WHAT YOU SHOULD DO> Work through the entries below and report how many lines include "tonn". The number alone is the answer.
+++ RECORDS
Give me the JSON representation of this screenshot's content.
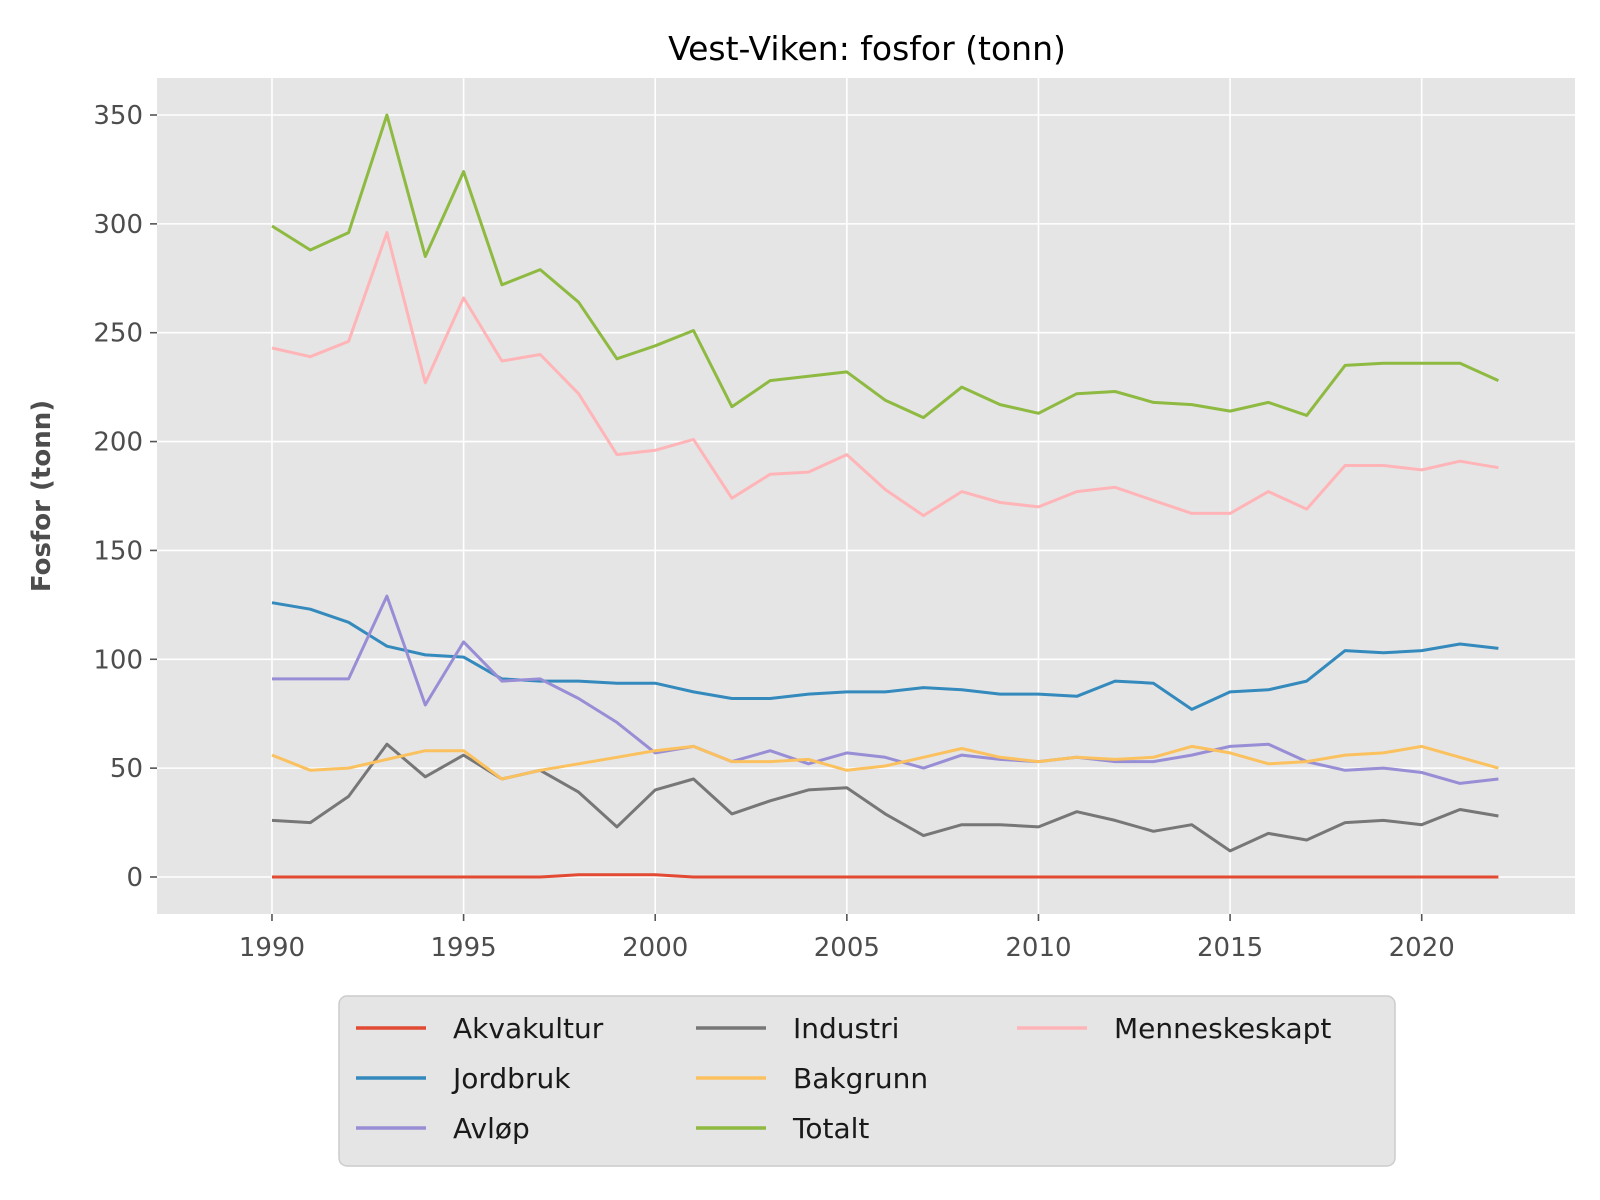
{
  "chart_data": {
    "type": "line",
    "title": "Vest-Viken: fosfor (tonn)",
    "xlabel": "",
    "ylabel": "Fosfor (tonn)",
    "xlim": [
      1987,
      2024
    ],
    "ylim": [
      -17,
      367
    ],
    "xticks": [
      1990,
      1995,
      2000,
      2005,
      2010,
      2015,
      2020
    ],
    "yticks": [
      0,
      50,
      100,
      150,
      200,
      250,
      300,
      350
    ],
    "grid": true,
    "legend_position": "bottom-center, outside plot, 3 columns",
    "x": [
      1990,
      1991,
      1992,
      1993,
      1994,
      1995,
      1996,
      1997,
      1998,
      1999,
      2000,
      2001,
      2002,
      2003,
      2004,
      2005,
      2006,
      2007,
      2008,
      2009,
      2010,
      2011,
      2012,
      2013,
      2014,
      2015,
      2016,
      2017,
      2018,
      2019,
      2020,
      2021,
      2022
    ],
    "series": [
      {
        "name": "Akvakultur",
        "color": "#E24A33",
        "values": [
          0,
          0,
          0,
          0,
          0,
          0,
          0,
          0,
          1,
          1,
          1,
          0,
          0,
          0,
          0,
          0,
          0,
          0,
          0,
          0,
          0,
          0,
          0,
          0,
          0,
          0,
          0,
          0,
          0,
          0,
          0,
          0,
          0
        ]
      },
      {
        "name": "Jordbruk",
        "color": "#348ABD",
        "values": [
          126,
          123,
          117,
          106,
          102,
          101,
          91,
          90,
          90,
          89,
          89,
          85,
          82,
          82,
          84,
          85,
          85,
          87,
          86,
          84,
          84,
          83,
          90,
          89,
          77,
          85,
          86,
          90,
          104,
          103,
          104,
          107,
          105
        ]
      },
      {
        "name": "Avløp",
        "color": "#988ED5",
        "values": [
          91,
          91,
          91,
          129,
          79,
          108,
          90,
          91,
          82,
          71,
          57,
          60,
          53,
          58,
          52,
          57,
          55,
          50,
          56,
          54,
          53,
          55,
          53,
          53,
          56,
          60,
          61,
          53,
          49,
          50,
          48,
          43,
          45
        ]
      },
      {
        "name": "Industri",
        "color": "#777777",
        "values": [
          26,
          25,
          37,
          61,
          46,
          56,
          45,
          49,
          39,
          23,
          40,
          45,
          29,
          35,
          40,
          41,
          29,
          19,
          24,
          24,
          23,
          30,
          26,
          21,
          24,
          12,
          20,
          17,
          25,
          26,
          24,
          31,
          28
        ]
      },
      {
        "name": "Bakgrunn",
        "color": "#FBC15E",
        "values": [
          56,
          49,
          50,
          54,
          58,
          58,
          45,
          49,
          52,
          55,
          58,
          60,
          53,
          53,
          54,
          49,
          51,
          55,
          59,
          55,
          53,
          55,
          54,
          55,
          60,
          57,
          52,
          53,
          56,
          57,
          60,
          55,
          50
        ]
      },
      {
        "name": "Totalt",
        "color": "#8EBA42",
        "values": [
          299,
          288,
          296,
          350,
          285,
          324,
          272,
          279,
          264,
          238,
          244,
          251,
          216,
          228,
          230,
          232,
          219,
          211,
          225,
          217,
          213,
          222,
          223,
          218,
          217,
          214,
          218,
          212,
          235,
          236,
          236,
          236,
          228
        ]
      },
      {
        "name": "Menneskeskapt",
        "color": "#FFB5B8",
        "values": [
          243,
          239,
          246,
          296,
          227,
          266,
          237,
          240,
          222,
          194,
          196,
          201,
          174,
          185,
          186,
          194,
          178,
          166,
          177,
          172,
          170,
          177,
          179,
          173,
          167,
          167,
          177,
          169,
          189,
          189,
          187,
          191,
          188
        ]
      }
    ]
  }
}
++++++
COMPLETE OUTPUT> 2